* WHAT YOU HAVE TO DO: Reproduce all lines of the material below, substituting "attendee-tile" for every occurrence of "participant-tile" and leaving everything else unchanged.

[Layout annotation records]

━━━━

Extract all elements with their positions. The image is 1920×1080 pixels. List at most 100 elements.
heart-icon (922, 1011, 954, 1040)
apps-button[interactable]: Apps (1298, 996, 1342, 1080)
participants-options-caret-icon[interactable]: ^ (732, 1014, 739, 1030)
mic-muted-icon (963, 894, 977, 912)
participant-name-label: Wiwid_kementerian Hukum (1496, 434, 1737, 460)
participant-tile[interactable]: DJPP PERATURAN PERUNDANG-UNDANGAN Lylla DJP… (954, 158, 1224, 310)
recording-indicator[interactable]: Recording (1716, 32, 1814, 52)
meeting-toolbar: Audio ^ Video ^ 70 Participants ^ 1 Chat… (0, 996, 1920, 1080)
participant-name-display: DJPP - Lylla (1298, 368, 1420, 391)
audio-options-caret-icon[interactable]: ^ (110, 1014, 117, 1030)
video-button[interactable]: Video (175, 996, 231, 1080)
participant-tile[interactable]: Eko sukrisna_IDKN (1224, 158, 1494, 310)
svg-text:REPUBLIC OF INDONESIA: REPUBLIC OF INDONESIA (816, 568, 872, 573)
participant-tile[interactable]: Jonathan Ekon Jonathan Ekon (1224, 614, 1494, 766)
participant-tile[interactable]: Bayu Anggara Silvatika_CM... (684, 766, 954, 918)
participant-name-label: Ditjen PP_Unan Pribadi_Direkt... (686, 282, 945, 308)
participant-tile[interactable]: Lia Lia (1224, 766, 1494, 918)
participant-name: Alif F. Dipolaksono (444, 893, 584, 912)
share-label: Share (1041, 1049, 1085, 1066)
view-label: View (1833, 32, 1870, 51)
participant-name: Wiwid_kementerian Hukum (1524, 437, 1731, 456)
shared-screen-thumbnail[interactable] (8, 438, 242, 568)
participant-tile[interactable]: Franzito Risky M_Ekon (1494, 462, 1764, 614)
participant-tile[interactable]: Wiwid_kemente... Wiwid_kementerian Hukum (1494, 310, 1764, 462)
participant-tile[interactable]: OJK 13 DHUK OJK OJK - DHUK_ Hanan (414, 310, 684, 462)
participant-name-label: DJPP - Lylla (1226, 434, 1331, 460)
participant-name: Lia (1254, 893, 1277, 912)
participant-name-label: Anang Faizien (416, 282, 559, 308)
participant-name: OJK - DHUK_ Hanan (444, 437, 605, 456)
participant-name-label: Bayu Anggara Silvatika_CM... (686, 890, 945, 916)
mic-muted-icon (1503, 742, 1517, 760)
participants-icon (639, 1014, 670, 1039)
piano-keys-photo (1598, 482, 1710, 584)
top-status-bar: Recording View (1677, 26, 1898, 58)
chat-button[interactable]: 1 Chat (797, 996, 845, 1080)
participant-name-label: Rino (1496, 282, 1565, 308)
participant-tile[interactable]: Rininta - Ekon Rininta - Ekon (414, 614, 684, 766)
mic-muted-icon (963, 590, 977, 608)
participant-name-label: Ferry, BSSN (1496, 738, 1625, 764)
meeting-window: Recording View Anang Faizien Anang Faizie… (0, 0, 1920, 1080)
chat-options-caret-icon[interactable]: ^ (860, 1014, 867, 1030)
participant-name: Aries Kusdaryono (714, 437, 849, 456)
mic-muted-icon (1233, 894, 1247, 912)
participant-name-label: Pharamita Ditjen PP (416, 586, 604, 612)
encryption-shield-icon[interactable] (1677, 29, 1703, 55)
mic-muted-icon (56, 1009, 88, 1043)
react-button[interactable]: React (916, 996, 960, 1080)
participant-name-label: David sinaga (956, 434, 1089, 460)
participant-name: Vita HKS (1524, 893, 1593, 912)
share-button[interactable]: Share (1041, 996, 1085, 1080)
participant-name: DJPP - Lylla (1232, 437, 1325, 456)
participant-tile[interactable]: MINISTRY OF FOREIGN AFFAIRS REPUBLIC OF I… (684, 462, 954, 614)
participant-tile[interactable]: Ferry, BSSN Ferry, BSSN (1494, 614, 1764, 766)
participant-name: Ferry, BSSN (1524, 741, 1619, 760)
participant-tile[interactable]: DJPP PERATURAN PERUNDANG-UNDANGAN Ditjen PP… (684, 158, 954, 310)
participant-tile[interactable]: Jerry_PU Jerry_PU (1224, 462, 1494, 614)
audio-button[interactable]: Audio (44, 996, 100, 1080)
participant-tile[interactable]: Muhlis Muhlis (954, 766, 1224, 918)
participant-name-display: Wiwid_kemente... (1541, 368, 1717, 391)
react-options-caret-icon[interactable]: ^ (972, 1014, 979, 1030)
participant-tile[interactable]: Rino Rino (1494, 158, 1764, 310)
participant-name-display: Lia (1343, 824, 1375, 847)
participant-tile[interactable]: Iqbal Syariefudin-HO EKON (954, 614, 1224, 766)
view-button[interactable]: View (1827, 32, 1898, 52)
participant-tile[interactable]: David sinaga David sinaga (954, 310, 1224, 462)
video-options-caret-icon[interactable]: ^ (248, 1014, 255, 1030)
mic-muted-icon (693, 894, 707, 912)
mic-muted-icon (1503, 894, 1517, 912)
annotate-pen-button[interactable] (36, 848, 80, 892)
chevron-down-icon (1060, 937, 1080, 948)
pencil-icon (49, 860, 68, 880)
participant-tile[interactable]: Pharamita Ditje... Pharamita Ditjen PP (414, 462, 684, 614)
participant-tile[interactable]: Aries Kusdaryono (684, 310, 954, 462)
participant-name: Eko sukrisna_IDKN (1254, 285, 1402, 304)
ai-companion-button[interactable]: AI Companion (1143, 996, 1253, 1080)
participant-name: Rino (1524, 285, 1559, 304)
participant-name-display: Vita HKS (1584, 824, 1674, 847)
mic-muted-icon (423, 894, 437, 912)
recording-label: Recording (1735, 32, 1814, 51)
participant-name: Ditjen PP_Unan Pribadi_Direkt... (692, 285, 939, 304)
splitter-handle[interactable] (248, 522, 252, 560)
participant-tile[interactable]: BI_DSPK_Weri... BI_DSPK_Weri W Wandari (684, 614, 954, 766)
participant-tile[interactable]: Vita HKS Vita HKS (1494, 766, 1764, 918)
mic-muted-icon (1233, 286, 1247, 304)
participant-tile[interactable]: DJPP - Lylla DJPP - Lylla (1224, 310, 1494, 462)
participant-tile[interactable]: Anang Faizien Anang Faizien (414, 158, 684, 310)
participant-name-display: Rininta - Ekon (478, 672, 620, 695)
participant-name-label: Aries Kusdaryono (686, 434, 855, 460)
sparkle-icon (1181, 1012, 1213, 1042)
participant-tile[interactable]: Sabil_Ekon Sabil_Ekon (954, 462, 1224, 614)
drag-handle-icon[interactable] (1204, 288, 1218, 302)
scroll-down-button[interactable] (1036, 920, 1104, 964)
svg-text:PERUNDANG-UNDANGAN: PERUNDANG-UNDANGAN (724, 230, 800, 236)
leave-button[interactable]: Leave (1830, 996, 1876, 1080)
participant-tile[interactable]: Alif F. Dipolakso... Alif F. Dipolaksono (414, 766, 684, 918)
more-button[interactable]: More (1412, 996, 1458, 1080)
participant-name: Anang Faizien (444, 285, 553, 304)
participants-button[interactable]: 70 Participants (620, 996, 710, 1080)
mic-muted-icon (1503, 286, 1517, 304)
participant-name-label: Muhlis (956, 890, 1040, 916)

━━━━

* EXERCISE RESULT:
Extract all elements with their positions. The image is 1920×1080 pixels. List at most 100 elements.
heart-icon (922, 1011, 954, 1040)
apps-button[interactable]: Apps (1298, 996, 1342, 1080)
participants-options-caret-icon[interactable]: ^ (732, 1014, 739, 1030)
mic-muted-icon (963, 894, 977, 912)
participant-name-label: Wiwid_kementerian Hukum (1496, 434, 1737, 460)
attendee-tile[interactable]: DJPP PERATURAN PERUNDANG-UNDANGAN Lylla DJP… (954, 158, 1224, 310)
recording-indicator[interactable]: Recording (1716, 32, 1814, 52)
meeting-toolbar: Audio ^ Video ^ 70 Participants ^ 1 Chat… (0, 996, 1920, 1080)
participant-name-display: DJPP - Lylla (1298, 368, 1420, 391)
audio-options-caret-icon[interactable]: ^ (110, 1014, 117, 1030)
video-button[interactable]: Video (175, 996, 231, 1080)
attendee-tile[interactable]: Eko sukrisna_IDKN (1224, 158, 1494, 310)
svg-text:REPUBLIC OF INDONESIA: REPUBLIC OF INDONESIA (816, 568, 872, 573)
attendee-tile[interactable]: Jonathan Ekon Jonathan Ekon (1224, 614, 1494, 766)
attendee-tile[interactable]: Bayu Anggara Silvatika_CM... (684, 766, 954, 918)
participant-name-label: Ditjen PP_Unan Pribadi_Direkt... (686, 282, 945, 308)
attendee-tile[interactable]: Lia Lia (1224, 766, 1494, 918)
participant-name: Alif F. Dipolaksono (444, 893, 584, 912)
share-label: Share (1041, 1049, 1085, 1066)
view-label: View (1833, 32, 1870, 51)
participant-name: Wiwid_kementerian Hukum (1524, 437, 1731, 456)
shared-screen-thumbnail[interactable] (8, 438, 242, 568)
attendee-tile[interactable]: Franzito Risky M_Ekon (1494, 462, 1764, 614)
attendee-tile[interactable]: Wiwid_kemente... Wiwid_kementerian Hukum (1494, 310, 1764, 462)
attendee-tile[interactable]: OJK 13 DHUK OJK OJK - DHUK_ Hanan (414, 310, 684, 462)
participant-name-label: DJPP - Lylla (1226, 434, 1331, 460)
participant-name: Lia (1254, 893, 1277, 912)
participant-name-label: Anang Faizien (416, 282, 559, 308)
participant-name: OJK - DHUK_ Hanan (444, 437, 605, 456)
participant-name-label: Bayu Anggara Silvatika_CM... (686, 890, 945, 916)
mic-muted-icon (1503, 742, 1517, 760)
participants-icon (639, 1014, 670, 1039)
piano-keys-photo (1598, 482, 1710, 584)
top-status-bar: Recording View (1677, 26, 1898, 58)
chat-button[interactable]: 1 Chat (797, 996, 845, 1080)
participant-name-label: Rino (1496, 282, 1565, 308)
attendee-tile[interactable]: Rininta - Ekon Rininta - Ekon (414, 614, 684, 766)
mic-muted-icon (963, 590, 977, 608)
participant-name-label: Ferry, BSSN (1496, 738, 1625, 764)
meeting-window: Recording View Anang Faizien Anang Faizie… (0, 0, 1920, 1080)
chat-options-caret-icon[interactable]: ^ (860, 1014, 867, 1030)
participant-name: Aries Kusdaryono (714, 437, 849, 456)
mic-muted-icon (1233, 894, 1247, 912)
participant-name-label: Pharamita Ditjen PP (416, 586, 604, 612)
encryption-shield-icon[interactable] (1677, 29, 1703, 55)
mic-muted-icon (56, 1009, 88, 1043)
react-button[interactable]: React (916, 996, 960, 1080)
participant-name-label: David sinaga (956, 434, 1089, 460)
participant-name: Vita HKS (1524, 893, 1593, 912)
share-button[interactable]: Share (1041, 996, 1085, 1080)
participant-name: DJPP - Lylla (1232, 437, 1325, 456)
attendee-tile[interactable]: MINISTRY OF FOREIGN AFFAIRS REPUBLIC OF I… (684, 462, 954, 614)
attendee-tile[interactable]: Ferry, BSSN Ferry, BSSN (1494, 614, 1764, 766)
participant-name: Ferry, BSSN (1524, 741, 1619, 760)
attendee-tile[interactable]: DJPP PERATURAN PERUNDANG-UNDANGAN Ditjen PP… (684, 158, 954, 310)
attendee-tile[interactable]: Jerry_PU Jerry_PU (1224, 462, 1494, 614)
audio-button[interactable]: Audio (44, 996, 100, 1080)
attendee-tile[interactable]: Muhlis Muhlis (954, 766, 1224, 918)
participant-name-display: Wiwid_kemente... (1541, 368, 1717, 391)
react-options-caret-icon[interactable]: ^ (972, 1014, 979, 1030)
attendee-tile[interactable]: Rino Rino (1494, 158, 1764, 310)
participant-name-display: Lia (1343, 824, 1375, 847)
attendee-tile[interactable]: Iqbal Syariefudin-HO EKON (954, 614, 1224, 766)
view-button[interactable]: View (1827, 32, 1898, 52)
attendee-tile[interactable]: David sinaga David sinaga (954, 310, 1224, 462)
video-options-caret-icon[interactable]: ^ (248, 1014, 255, 1030)
mic-muted-icon (693, 894, 707, 912)
mic-muted-icon (1503, 894, 1517, 912)
annotate-pen-button[interactable] (36, 848, 80, 892)
chevron-down-icon (1060, 937, 1080, 948)
pencil-icon (49, 860, 68, 880)
attendee-tile[interactable]: Pharamita Ditje... Pharamita Ditjen PP (414, 462, 684, 614)
attendee-tile[interactable]: Aries Kusdaryono (684, 310, 954, 462)
participant-name: Eko sukrisna_IDKN (1254, 285, 1402, 304)
ai-companion-button[interactable]: AI Companion (1143, 996, 1253, 1080)
participant-name: Rino (1524, 285, 1559, 304)
participant-name-display: Vita HKS (1584, 824, 1674, 847)
mic-muted-icon (423, 894, 437, 912)
recording-label: Recording (1735, 32, 1814, 51)
participant-name: Ditjen PP_Unan Pribadi_Direkt... (692, 285, 939, 304)
splitter-handle[interactable] (248, 522, 252, 560)
attendee-tile[interactable]: BI_DSPK_Weri... BI_DSPK_Weri W Wandari (684, 614, 954, 766)
attendee-tile[interactable]: Vita HKS Vita HKS (1494, 766, 1764, 918)
mic-muted-icon (1233, 286, 1247, 304)
attendee-tile[interactable]: DJPP - Lylla DJPP - Lylla (1224, 310, 1494, 462)
attendee-tile[interactable]: Anang Faizien Anang Faizien (414, 158, 684, 310)
participant-name-display: Rininta - Ekon (478, 672, 620, 695)
participant-name-label: Aries Kusdaryono (686, 434, 855, 460)
sparkle-icon (1181, 1012, 1213, 1042)
attendee-tile[interactable]: Sabil_Ekon Sabil_Ekon (954, 462, 1224, 614)
drag-handle-icon[interactable] (1204, 288, 1218, 302)
scroll-down-button[interactable] (1036, 920, 1104, 964)
svg-text:PERUNDANG-UNDANGAN: PERUNDANG-UNDANGAN (724, 230, 800, 236)
leave-button[interactable]: Leave (1830, 996, 1876, 1080)
attendee-tile[interactable]: Alif F. Dipolakso... Alif F. Dipolaksono (414, 766, 684, 918)
more-button[interactable]: More (1412, 996, 1458, 1080)
participant-name: Anang Faizien (444, 285, 553, 304)
participants-button[interactable]: 70 Participants (620, 996, 710, 1080)
mic-muted-icon (1503, 286, 1517, 304)
participant-name-label: Muhlis (956, 890, 1040, 916)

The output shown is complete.